(Records from a data collection)
◇ ◇ ◇ ◇
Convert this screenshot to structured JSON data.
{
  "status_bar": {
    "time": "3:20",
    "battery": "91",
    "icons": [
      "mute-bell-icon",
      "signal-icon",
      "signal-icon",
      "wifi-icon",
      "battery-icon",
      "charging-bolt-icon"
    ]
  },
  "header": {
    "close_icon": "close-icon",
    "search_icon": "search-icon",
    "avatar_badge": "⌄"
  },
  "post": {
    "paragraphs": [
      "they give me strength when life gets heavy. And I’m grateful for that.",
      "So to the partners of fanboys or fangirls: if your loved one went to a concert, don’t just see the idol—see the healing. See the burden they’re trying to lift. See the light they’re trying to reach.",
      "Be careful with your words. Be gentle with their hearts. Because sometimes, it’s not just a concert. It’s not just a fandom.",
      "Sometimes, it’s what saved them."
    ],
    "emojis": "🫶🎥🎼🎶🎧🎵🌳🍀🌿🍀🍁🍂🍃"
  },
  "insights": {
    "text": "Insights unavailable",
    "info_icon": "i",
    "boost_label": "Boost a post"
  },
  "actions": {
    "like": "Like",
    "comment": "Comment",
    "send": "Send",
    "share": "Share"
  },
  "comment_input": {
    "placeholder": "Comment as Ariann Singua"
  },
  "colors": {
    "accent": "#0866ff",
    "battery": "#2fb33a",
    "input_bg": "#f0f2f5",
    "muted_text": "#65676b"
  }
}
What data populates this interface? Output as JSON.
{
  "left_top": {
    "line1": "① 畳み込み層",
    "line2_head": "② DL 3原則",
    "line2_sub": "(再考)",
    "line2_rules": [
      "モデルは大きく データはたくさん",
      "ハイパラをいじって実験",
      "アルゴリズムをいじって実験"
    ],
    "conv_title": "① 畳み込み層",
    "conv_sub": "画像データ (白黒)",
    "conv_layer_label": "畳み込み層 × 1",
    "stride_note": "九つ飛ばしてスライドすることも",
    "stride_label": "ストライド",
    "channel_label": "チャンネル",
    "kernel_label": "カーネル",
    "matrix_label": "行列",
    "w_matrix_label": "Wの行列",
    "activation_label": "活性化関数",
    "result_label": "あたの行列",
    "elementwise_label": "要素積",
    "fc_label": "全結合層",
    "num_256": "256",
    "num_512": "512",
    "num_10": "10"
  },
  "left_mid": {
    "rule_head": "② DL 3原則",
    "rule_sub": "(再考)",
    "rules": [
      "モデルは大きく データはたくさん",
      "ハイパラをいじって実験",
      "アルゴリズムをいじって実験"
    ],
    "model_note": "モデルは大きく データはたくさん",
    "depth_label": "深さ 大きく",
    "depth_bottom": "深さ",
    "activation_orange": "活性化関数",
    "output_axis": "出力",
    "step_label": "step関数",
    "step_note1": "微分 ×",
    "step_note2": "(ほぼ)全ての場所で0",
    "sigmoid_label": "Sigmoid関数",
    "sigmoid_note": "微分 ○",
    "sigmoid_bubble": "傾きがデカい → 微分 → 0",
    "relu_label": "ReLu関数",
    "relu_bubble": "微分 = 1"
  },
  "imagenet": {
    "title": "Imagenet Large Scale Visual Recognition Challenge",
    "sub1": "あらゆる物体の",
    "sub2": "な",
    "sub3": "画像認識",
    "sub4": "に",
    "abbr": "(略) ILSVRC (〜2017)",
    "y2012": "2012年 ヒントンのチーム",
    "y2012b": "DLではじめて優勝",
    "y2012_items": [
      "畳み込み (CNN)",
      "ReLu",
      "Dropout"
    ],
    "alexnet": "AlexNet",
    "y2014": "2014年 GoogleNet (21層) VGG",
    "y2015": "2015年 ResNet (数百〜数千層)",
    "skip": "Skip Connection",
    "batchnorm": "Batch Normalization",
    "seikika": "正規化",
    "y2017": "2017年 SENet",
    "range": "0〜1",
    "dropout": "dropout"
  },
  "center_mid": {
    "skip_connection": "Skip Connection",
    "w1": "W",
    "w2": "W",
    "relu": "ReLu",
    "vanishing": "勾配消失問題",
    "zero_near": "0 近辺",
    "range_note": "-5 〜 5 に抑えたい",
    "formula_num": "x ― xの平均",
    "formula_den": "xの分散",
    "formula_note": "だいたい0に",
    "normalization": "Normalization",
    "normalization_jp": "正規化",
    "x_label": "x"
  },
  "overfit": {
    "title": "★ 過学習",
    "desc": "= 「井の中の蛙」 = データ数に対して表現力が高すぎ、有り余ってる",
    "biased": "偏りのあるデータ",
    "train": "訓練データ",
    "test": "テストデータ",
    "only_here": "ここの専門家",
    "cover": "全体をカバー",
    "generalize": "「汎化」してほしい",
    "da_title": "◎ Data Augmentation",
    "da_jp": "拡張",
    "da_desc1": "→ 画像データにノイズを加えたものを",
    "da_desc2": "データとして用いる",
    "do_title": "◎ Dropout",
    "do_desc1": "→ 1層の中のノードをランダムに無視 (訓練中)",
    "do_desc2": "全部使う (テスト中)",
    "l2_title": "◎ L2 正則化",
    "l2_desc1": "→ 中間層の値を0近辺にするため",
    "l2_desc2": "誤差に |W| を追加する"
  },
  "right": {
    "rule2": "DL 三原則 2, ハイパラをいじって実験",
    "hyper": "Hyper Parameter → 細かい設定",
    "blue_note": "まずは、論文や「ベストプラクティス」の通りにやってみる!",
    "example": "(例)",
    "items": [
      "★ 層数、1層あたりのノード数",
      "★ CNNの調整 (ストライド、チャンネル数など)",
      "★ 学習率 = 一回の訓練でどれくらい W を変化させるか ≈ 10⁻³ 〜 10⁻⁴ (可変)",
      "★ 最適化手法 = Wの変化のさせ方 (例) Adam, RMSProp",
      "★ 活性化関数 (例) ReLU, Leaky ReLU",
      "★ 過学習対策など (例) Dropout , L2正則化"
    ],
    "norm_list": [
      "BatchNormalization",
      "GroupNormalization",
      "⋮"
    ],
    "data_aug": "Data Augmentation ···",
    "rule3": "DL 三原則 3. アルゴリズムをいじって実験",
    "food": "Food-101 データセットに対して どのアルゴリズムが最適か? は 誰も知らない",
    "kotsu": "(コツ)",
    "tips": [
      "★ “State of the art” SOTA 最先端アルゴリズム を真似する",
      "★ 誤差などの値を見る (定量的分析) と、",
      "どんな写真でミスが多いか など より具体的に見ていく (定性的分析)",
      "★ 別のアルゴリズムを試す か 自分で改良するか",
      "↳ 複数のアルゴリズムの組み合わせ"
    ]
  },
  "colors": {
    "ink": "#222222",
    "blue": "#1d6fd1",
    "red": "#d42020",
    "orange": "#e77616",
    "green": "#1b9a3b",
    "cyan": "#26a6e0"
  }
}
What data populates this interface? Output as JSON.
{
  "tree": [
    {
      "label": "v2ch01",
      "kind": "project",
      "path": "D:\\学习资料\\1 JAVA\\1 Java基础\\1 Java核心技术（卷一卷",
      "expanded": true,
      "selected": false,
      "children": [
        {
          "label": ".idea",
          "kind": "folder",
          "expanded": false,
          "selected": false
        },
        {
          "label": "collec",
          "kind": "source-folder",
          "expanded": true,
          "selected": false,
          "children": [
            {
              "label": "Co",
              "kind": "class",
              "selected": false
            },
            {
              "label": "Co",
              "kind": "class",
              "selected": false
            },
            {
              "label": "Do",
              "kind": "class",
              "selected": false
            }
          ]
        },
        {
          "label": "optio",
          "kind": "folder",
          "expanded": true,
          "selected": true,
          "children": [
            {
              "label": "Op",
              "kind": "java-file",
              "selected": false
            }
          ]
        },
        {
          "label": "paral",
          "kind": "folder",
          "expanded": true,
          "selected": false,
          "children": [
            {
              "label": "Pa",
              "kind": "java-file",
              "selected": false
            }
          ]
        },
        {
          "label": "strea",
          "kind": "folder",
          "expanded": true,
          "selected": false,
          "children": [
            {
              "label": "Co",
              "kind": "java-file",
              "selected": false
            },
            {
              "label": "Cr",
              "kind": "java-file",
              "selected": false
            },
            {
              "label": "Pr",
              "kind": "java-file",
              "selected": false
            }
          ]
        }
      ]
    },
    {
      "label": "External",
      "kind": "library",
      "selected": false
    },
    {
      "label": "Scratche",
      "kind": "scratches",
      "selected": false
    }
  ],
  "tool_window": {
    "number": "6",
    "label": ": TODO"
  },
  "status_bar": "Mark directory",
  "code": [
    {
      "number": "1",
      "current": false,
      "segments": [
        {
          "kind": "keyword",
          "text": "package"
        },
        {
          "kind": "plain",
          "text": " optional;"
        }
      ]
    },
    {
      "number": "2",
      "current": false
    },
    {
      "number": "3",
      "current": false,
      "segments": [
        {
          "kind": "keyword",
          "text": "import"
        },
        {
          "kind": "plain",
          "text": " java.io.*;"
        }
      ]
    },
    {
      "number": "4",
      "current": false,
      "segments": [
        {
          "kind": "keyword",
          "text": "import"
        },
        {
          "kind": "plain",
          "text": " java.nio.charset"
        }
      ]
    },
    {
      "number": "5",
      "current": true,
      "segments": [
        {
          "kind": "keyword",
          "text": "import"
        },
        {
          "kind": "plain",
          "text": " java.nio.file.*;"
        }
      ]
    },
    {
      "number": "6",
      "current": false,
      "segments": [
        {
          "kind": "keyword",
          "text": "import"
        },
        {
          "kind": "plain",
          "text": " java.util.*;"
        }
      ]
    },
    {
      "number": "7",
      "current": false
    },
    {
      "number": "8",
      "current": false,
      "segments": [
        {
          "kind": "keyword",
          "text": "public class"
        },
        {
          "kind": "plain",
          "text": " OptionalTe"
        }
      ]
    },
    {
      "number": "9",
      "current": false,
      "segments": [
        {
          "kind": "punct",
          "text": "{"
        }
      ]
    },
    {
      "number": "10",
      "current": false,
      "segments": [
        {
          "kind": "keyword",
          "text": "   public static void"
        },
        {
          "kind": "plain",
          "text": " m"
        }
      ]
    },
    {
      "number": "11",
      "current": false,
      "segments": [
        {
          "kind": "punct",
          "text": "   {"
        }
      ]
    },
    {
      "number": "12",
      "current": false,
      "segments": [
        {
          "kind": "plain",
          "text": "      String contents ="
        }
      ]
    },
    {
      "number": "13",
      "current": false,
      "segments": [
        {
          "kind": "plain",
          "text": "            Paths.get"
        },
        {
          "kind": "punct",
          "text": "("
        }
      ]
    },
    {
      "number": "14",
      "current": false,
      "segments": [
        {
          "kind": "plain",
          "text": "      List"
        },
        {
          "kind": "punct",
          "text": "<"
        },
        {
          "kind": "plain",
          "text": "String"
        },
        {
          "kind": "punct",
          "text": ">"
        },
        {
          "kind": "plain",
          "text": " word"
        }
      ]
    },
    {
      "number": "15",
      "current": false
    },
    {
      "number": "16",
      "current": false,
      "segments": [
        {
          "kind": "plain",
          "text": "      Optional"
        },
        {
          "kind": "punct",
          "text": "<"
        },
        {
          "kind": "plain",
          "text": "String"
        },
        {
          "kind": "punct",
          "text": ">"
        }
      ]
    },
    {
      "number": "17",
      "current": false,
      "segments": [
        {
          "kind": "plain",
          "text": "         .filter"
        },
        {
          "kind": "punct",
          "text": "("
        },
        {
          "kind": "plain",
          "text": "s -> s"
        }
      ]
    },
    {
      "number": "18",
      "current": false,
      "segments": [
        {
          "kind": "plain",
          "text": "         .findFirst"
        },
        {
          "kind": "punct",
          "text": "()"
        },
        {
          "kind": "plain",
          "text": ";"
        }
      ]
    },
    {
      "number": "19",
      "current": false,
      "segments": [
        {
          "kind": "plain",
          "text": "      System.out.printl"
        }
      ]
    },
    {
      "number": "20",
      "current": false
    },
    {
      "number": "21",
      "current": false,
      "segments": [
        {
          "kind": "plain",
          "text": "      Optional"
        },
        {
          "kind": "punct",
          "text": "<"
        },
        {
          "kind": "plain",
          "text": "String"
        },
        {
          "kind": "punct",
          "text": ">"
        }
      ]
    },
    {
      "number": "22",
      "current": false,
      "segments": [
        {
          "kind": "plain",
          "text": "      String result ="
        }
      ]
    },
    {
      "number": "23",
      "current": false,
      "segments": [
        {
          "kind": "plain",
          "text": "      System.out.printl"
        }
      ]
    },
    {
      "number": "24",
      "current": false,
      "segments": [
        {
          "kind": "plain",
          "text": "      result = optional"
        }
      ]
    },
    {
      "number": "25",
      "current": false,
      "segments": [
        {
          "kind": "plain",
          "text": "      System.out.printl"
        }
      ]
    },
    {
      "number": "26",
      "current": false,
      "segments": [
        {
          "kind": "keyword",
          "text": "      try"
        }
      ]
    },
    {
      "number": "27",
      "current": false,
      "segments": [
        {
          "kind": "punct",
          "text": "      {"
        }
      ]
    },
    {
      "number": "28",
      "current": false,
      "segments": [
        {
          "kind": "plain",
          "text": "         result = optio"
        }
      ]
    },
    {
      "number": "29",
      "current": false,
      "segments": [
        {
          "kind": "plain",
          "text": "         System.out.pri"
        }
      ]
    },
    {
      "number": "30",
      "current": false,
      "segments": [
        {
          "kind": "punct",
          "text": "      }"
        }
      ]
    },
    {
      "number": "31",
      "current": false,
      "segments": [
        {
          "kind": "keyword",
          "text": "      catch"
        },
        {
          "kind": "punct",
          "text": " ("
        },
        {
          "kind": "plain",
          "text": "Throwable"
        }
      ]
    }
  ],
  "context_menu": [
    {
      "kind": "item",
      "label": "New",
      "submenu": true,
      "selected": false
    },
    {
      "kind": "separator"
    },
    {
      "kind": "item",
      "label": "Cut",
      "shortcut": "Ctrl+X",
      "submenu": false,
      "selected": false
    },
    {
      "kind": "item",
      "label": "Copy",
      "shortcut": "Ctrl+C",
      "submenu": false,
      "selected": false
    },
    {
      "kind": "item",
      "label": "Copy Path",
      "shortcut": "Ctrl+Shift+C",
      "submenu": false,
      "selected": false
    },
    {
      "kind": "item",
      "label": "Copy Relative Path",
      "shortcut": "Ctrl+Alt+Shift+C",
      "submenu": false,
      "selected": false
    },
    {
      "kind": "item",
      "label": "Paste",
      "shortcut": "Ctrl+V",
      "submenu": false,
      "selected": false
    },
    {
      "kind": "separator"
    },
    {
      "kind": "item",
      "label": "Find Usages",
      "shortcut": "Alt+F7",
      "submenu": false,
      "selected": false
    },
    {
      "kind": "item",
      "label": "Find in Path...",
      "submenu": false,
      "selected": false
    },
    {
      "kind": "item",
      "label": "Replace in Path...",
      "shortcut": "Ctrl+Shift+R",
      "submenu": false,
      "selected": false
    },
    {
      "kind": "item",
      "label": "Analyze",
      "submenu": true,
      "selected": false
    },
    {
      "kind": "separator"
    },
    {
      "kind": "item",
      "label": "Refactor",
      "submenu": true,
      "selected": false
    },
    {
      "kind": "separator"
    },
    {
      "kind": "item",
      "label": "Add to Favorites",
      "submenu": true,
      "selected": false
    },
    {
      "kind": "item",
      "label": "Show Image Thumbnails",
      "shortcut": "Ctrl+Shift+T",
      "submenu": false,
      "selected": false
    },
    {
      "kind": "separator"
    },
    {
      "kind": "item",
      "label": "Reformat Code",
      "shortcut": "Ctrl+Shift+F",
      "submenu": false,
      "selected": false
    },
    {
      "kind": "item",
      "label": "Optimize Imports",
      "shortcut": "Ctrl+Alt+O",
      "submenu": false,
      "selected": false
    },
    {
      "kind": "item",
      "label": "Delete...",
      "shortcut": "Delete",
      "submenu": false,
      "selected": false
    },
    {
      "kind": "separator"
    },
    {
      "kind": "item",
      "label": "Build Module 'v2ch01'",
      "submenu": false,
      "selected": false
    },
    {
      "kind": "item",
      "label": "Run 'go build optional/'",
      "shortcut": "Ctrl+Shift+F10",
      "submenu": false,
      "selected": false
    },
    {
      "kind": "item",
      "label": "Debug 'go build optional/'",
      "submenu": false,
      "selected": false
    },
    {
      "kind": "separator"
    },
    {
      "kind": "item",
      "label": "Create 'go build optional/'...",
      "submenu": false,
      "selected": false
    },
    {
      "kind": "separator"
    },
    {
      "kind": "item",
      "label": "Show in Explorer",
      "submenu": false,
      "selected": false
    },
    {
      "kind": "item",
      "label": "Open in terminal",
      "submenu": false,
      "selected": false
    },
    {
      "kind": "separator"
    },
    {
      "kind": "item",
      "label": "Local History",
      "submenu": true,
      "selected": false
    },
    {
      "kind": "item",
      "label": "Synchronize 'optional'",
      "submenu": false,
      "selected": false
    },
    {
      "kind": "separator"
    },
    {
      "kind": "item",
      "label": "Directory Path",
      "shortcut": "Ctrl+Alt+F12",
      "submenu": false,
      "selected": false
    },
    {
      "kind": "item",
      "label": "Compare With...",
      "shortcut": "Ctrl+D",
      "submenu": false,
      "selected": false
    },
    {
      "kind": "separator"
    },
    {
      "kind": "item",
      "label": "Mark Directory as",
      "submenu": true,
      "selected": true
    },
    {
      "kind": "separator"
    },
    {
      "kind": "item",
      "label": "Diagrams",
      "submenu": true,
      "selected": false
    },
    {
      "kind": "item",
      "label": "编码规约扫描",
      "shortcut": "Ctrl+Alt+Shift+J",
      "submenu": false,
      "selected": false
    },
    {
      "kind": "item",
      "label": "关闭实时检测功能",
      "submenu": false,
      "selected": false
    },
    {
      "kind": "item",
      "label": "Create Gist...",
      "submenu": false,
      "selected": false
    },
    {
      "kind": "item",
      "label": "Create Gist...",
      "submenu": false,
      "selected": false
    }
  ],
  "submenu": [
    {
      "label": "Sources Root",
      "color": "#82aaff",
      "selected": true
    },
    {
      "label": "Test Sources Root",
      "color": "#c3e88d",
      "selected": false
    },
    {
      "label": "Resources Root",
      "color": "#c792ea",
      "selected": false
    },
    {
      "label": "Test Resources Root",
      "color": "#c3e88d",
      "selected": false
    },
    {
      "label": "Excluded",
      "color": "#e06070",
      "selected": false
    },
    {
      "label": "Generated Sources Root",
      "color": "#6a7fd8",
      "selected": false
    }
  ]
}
◇ ◇ ◇ ◇
Say how many lines in this listing hold the string "Mark", giving the count and nothing more.

2